**WHAT IS ASKED**
Give, as a bare number, the count of lines that contain the word "this".

--- start ---

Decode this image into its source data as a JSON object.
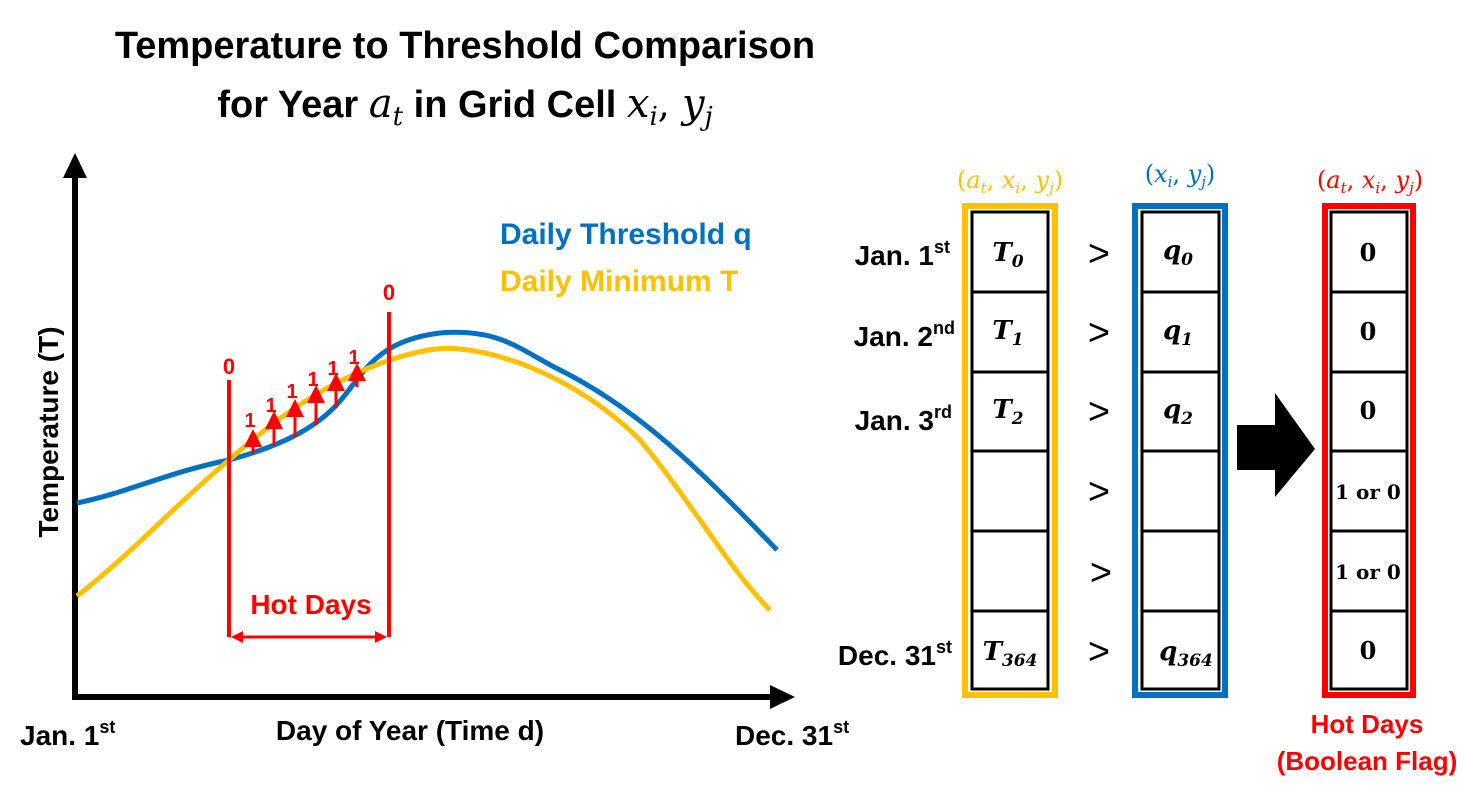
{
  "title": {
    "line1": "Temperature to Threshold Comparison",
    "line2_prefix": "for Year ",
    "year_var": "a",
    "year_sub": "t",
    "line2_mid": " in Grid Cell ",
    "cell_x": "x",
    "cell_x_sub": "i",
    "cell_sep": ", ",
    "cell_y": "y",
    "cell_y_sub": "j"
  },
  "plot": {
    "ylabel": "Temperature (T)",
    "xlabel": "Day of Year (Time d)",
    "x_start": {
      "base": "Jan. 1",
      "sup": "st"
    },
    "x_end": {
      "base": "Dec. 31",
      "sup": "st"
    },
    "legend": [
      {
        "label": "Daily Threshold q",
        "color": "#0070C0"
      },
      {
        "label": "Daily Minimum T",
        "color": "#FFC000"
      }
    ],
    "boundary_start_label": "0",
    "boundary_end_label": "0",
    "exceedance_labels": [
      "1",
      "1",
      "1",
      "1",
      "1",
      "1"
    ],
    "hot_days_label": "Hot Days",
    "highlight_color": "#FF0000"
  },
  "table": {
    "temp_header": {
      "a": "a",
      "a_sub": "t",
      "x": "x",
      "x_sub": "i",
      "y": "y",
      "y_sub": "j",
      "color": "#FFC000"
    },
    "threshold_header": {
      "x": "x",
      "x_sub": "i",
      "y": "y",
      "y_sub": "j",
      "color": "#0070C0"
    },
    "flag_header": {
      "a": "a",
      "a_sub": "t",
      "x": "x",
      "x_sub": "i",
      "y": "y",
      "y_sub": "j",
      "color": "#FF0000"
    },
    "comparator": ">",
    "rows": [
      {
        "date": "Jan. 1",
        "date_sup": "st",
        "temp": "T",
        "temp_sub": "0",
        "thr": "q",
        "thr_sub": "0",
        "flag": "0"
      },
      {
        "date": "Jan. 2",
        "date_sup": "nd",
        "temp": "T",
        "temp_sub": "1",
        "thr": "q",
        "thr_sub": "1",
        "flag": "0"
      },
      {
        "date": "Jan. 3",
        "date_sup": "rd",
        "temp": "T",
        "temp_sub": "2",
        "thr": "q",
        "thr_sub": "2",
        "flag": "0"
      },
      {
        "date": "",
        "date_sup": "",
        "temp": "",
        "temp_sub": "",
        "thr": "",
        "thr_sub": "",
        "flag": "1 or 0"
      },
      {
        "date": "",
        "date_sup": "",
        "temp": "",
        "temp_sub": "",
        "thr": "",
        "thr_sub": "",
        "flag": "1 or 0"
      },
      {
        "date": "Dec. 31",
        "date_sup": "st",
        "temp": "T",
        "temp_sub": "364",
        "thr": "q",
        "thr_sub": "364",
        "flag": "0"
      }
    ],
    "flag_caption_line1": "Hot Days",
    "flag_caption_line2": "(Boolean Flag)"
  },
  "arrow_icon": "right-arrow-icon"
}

--- end ---
--- start ---

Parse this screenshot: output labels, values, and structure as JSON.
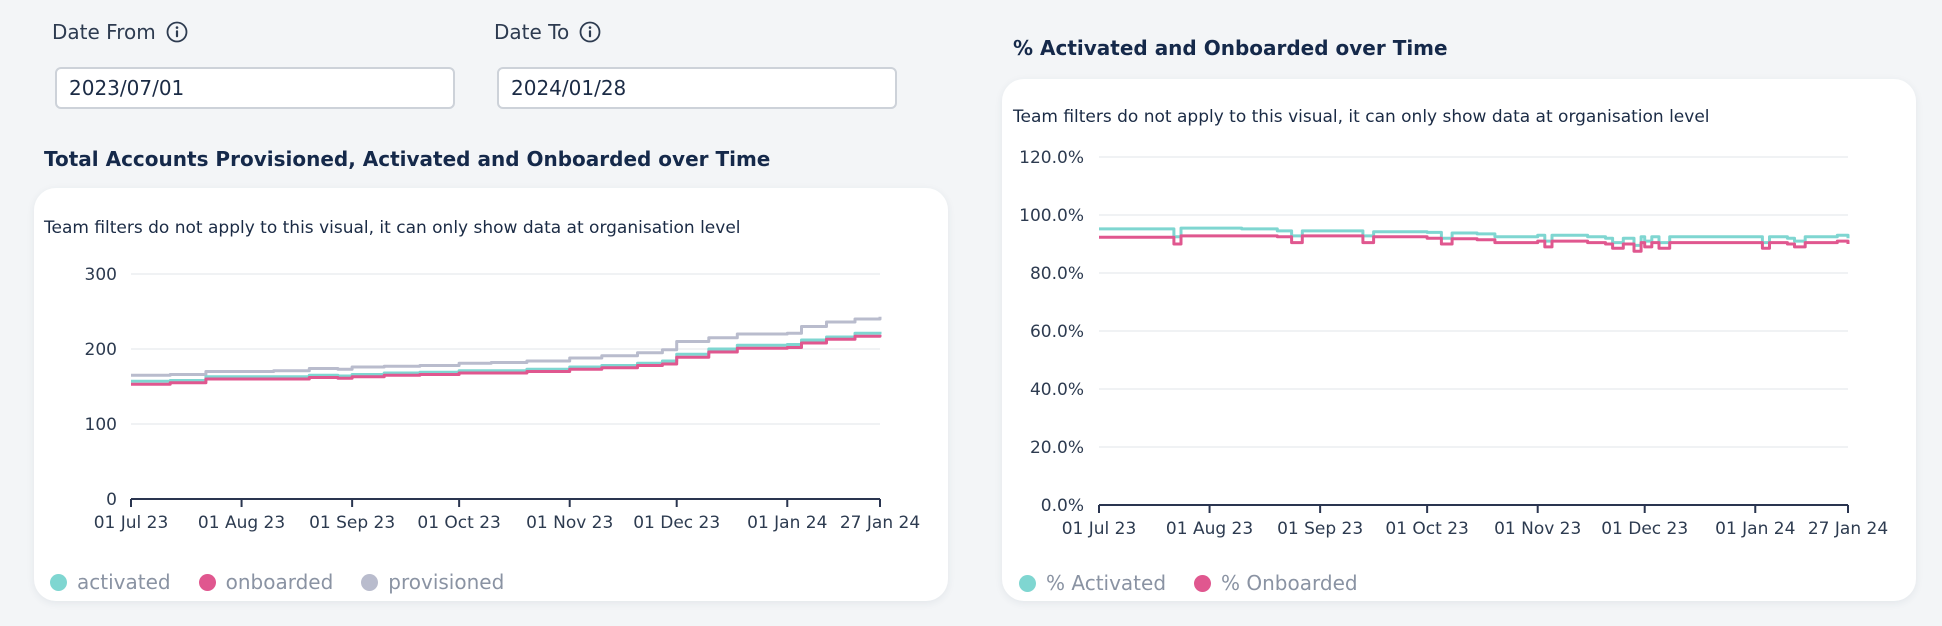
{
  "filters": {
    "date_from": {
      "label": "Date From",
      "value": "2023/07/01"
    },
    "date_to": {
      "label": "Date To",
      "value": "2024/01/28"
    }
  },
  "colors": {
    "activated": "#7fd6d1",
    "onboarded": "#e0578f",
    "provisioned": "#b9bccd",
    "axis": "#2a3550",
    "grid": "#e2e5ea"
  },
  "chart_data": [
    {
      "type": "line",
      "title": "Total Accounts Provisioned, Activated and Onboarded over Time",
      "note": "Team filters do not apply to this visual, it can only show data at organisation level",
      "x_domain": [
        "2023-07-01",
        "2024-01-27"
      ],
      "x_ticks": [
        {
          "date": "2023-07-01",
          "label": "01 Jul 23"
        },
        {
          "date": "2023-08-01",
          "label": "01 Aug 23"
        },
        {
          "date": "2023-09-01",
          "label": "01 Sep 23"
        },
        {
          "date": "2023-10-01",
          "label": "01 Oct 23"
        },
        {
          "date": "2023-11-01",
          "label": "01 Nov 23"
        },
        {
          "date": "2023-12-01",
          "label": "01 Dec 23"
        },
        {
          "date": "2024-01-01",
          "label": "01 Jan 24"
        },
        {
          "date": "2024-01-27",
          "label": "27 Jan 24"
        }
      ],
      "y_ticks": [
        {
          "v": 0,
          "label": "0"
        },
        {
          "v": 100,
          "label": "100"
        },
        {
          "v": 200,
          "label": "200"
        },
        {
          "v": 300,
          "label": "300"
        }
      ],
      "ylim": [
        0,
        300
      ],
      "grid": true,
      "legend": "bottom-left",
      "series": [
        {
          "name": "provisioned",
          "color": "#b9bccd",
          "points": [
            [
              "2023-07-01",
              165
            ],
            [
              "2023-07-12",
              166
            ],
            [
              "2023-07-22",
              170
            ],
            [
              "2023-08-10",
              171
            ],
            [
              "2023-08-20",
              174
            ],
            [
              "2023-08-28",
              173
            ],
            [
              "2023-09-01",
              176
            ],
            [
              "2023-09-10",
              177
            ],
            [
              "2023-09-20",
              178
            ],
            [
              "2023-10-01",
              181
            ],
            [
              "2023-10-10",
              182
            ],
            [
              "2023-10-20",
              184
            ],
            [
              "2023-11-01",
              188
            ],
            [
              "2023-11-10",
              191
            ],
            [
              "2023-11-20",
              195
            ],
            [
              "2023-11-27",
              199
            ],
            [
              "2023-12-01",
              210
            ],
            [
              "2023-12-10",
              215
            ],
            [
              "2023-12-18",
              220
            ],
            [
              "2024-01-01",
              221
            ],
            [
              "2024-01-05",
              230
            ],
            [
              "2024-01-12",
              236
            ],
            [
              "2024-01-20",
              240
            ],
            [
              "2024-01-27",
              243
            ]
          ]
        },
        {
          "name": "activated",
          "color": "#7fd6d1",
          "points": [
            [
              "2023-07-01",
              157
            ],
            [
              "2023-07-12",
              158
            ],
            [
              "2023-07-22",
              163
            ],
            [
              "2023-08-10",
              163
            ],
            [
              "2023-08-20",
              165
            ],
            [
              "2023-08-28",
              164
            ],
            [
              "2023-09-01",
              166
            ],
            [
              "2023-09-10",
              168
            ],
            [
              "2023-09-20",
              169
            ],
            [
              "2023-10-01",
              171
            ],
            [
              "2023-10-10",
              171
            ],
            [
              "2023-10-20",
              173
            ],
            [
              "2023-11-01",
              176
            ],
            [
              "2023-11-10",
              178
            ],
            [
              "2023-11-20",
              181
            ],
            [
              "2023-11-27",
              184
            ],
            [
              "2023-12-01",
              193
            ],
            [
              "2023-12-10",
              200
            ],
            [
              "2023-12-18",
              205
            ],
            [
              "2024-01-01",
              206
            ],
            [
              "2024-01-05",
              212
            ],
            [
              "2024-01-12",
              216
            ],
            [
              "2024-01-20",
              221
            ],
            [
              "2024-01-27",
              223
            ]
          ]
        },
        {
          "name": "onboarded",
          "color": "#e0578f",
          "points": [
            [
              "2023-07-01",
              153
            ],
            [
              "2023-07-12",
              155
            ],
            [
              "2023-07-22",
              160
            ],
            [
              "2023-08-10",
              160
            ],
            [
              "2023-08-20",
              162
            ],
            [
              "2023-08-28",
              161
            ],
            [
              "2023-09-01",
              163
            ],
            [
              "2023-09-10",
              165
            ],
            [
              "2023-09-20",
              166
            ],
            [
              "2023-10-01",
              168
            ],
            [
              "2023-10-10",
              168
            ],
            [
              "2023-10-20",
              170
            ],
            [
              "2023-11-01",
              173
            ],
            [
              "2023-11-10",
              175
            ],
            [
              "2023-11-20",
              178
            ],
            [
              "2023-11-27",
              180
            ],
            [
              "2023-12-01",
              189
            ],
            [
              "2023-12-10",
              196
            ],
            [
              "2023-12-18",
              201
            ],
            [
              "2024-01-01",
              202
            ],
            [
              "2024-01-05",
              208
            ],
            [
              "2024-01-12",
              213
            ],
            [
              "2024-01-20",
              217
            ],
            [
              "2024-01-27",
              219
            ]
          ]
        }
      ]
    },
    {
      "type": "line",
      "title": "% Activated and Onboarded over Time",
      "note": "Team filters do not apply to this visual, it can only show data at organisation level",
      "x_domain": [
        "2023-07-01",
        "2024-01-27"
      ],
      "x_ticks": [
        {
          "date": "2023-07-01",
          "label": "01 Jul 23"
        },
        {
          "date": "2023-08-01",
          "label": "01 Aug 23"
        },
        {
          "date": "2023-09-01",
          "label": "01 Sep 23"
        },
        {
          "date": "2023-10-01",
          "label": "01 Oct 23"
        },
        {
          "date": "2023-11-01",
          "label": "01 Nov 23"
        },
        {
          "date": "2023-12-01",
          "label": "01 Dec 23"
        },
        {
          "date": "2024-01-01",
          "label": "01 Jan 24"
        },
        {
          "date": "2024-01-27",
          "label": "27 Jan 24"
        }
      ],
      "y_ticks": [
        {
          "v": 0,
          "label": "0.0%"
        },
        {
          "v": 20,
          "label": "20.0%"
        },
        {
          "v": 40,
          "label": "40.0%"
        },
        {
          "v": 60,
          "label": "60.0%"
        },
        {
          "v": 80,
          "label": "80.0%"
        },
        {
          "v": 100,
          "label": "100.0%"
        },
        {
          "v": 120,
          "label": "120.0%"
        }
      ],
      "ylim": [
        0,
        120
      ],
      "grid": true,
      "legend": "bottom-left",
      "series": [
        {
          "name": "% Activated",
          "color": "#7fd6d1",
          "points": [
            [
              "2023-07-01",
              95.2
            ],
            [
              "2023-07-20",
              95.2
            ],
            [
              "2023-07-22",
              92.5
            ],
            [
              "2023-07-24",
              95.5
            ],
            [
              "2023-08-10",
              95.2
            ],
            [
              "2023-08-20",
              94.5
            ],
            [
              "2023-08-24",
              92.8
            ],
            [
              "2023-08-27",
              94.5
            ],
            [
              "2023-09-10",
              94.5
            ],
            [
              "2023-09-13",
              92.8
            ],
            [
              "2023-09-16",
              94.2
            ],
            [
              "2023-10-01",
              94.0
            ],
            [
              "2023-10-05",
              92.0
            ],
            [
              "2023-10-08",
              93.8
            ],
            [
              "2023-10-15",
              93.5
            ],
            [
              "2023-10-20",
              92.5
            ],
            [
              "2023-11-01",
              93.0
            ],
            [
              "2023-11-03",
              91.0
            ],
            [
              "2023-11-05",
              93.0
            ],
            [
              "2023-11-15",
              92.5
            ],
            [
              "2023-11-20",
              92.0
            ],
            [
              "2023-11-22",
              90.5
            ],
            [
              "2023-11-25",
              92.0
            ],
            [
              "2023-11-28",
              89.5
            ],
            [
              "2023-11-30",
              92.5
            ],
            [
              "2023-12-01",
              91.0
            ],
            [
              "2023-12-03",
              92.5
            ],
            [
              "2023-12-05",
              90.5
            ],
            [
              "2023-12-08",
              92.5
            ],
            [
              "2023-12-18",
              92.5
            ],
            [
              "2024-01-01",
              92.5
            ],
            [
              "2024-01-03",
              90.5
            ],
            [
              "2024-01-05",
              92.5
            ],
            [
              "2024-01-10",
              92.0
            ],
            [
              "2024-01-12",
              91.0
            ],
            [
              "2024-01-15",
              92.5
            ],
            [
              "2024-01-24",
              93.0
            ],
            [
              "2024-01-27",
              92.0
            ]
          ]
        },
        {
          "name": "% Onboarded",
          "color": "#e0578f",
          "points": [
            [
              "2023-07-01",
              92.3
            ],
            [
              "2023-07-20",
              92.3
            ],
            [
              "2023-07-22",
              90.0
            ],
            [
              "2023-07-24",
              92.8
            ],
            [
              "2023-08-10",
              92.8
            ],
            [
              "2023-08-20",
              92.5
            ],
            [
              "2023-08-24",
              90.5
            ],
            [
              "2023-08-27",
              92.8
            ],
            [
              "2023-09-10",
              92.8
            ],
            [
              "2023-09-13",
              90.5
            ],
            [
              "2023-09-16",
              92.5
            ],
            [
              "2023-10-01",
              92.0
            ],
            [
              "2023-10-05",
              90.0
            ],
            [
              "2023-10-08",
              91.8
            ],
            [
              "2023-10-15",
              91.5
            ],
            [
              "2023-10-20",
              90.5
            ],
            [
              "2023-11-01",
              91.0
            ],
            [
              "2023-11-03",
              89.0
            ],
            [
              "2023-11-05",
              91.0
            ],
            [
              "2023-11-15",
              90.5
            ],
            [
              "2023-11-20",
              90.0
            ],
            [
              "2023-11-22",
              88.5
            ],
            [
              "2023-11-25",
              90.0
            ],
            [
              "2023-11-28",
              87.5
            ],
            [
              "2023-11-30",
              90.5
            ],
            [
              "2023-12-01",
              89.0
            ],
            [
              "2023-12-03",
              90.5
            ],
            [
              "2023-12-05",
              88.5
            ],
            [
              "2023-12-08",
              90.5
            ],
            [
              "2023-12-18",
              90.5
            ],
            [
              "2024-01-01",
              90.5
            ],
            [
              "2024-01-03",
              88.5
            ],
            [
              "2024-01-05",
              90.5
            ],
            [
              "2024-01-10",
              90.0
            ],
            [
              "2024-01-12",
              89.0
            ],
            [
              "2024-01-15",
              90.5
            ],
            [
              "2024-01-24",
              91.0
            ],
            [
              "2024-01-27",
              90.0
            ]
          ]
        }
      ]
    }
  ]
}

--- end ---
--- start ---

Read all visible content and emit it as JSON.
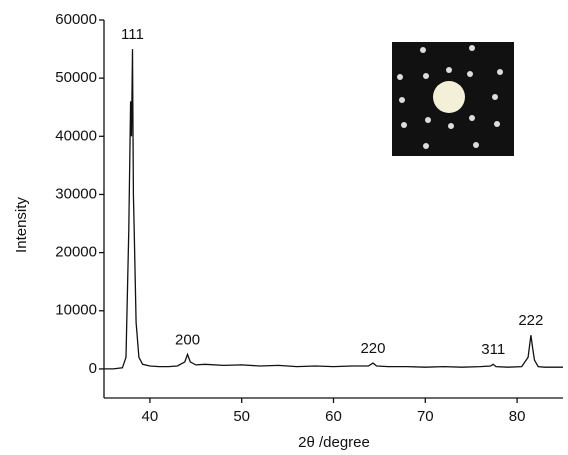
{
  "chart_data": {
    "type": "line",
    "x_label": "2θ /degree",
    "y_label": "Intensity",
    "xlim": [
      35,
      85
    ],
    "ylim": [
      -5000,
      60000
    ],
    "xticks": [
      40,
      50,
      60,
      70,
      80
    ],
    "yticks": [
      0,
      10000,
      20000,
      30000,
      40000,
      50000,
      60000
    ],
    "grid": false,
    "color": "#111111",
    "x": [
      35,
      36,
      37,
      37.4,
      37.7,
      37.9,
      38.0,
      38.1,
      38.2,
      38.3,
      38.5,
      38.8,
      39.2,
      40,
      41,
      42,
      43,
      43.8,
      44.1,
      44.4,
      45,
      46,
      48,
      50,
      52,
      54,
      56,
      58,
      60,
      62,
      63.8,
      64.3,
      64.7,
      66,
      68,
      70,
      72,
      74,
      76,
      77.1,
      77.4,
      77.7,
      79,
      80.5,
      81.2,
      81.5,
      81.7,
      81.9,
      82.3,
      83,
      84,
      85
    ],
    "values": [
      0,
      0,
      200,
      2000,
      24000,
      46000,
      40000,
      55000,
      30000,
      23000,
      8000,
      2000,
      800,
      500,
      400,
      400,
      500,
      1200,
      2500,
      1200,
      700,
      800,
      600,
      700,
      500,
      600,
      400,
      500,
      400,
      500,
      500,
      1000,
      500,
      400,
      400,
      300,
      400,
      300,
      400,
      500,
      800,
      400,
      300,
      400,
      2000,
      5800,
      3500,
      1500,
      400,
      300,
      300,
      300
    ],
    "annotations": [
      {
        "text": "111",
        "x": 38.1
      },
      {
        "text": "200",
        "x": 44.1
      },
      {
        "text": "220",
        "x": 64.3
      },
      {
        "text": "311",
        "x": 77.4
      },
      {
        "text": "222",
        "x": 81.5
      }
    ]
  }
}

--- end ---

**WORKED SOLUTION**
4